WORK INSTRUCTIONS: Reproduce each record exactly.

******************************

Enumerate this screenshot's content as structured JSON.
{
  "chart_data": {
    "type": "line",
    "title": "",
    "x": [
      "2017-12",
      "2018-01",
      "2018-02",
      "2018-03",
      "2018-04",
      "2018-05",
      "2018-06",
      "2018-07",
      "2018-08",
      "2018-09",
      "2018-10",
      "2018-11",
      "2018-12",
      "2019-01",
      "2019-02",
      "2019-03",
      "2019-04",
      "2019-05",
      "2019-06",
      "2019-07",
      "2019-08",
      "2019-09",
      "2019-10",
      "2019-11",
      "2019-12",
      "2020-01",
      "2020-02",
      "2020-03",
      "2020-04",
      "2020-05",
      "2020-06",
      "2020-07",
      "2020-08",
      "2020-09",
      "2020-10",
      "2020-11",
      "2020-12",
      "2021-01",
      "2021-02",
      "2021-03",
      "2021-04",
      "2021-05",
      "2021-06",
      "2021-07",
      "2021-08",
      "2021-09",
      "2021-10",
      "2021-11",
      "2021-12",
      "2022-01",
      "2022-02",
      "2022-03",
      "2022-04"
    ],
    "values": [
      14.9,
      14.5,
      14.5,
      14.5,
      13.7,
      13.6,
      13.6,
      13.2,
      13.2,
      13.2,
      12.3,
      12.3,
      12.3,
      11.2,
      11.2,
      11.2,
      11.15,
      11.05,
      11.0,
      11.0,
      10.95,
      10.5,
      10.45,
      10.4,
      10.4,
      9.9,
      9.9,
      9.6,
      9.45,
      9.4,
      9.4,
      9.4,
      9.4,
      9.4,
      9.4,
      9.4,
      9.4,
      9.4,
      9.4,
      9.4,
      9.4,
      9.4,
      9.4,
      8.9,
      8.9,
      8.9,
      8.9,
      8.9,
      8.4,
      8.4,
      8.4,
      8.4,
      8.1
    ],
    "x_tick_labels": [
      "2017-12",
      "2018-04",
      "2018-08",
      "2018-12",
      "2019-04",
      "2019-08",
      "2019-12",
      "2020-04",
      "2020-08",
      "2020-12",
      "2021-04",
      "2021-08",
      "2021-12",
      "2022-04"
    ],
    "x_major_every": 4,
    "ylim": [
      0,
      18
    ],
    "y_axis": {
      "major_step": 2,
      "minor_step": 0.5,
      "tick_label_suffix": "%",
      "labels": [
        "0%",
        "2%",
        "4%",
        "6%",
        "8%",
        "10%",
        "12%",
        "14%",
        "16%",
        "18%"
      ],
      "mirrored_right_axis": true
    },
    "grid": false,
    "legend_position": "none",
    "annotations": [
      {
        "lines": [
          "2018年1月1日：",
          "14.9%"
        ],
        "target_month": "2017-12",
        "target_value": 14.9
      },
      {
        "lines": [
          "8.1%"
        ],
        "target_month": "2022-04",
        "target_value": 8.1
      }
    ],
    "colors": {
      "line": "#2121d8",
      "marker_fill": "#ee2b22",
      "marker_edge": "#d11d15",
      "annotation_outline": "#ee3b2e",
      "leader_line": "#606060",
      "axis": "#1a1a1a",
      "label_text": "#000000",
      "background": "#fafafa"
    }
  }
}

******************************

THE RESPONSE:
Enumerate this screenshot's content as structured JSON.
{
  "chart_data": {
    "type": "line",
    "title": "",
    "x": [
      "2017-12",
      "2018-01",
      "2018-02",
      "2018-03",
      "2018-04",
      "2018-05",
      "2018-06",
      "2018-07",
      "2018-08",
      "2018-09",
      "2018-10",
      "2018-11",
      "2018-12",
      "2019-01",
      "2019-02",
      "2019-03",
      "2019-04",
      "2019-05",
      "2019-06",
      "2019-07",
      "2019-08",
      "2019-09",
      "2019-10",
      "2019-11",
      "2019-12",
      "2020-01",
      "2020-02",
      "2020-03",
      "2020-04",
      "2020-05",
      "2020-06",
      "2020-07",
      "2020-08",
      "2020-09",
      "2020-10",
      "2020-11",
      "2020-12",
      "2021-01",
      "2021-02",
      "2021-03",
      "2021-04",
      "2021-05",
      "2021-06",
      "2021-07",
      "2021-08",
      "2021-09",
      "2021-10",
      "2021-11",
      "2021-12",
      "2022-01",
      "2022-02",
      "2022-03",
      "2022-04"
    ],
    "values": [
      14.9,
      14.5,
      14.5,
      14.5,
      13.7,
      13.6,
      13.6,
      13.2,
      13.2,
      13.2,
      12.3,
      12.3,
      12.3,
      11.2,
      11.2,
      11.2,
      11.15,
      11.05,
      11.0,
      11.0,
      10.95,
      10.5,
      10.45,
      10.4,
      10.4,
      9.9,
      9.9,
      9.6,
      9.45,
      9.4,
      9.4,
      9.4,
      9.4,
      9.4,
      9.4,
      9.4,
      9.4,
      9.4,
      9.4,
      9.4,
      9.4,
      9.4,
      9.4,
      8.9,
      8.9,
      8.9,
      8.9,
      8.9,
      8.4,
      8.4,
      8.4,
      8.4,
      8.1
    ],
    "x_tick_labels": [
      "2017-12",
      "2018-04",
      "2018-08",
      "2018-12",
      "2019-04",
      "2019-08",
      "2019-12",
      "2020-04",
      "2020-08",
      "2020-12",
      "2021-04",
      "2021-08",
      "2021-12",
      "2022-04"
    ],
    "x_major_every": 4,
    "ylim": [
      0,
      18
    ],
    "y_axis": {
      "major_step": 2,
      "minor_step": 0.5,
      "tick_label_suffix": "%",
      "labels": [
        "0%",
        "2%",
        "4%",
        "6%",
        "8%",
        "10%",
        "12%",
        "14%",
        "16%",
        "18%"
      ],
      "mirrored_right_axis": true
    },
    "grid": false,
    "legend_position": "none",
    "annotations": [
      {
        "lines": [
          "2018年1月1日：",
          "14.9%"
        ],
        "target_month": "2017-12",
        "target_value": 14.9
      },
      {
        "lines": [
          "8.1%"
        ],
        "target_month": "2022-04",
        "target_value": 8.1
      }
    ],
    "colors": {
      "line": "#2121d8",
      "marker_fill": "#ee2b22",
      "marker_edge": "#d11d15",
      "annotation_outline": "#ee3b2e",
      "leader_line": "#606060",
      "axis": "#1a1a1a",
      "label_text": "#000000",
      "background": "#fafafa"
    }
  }
}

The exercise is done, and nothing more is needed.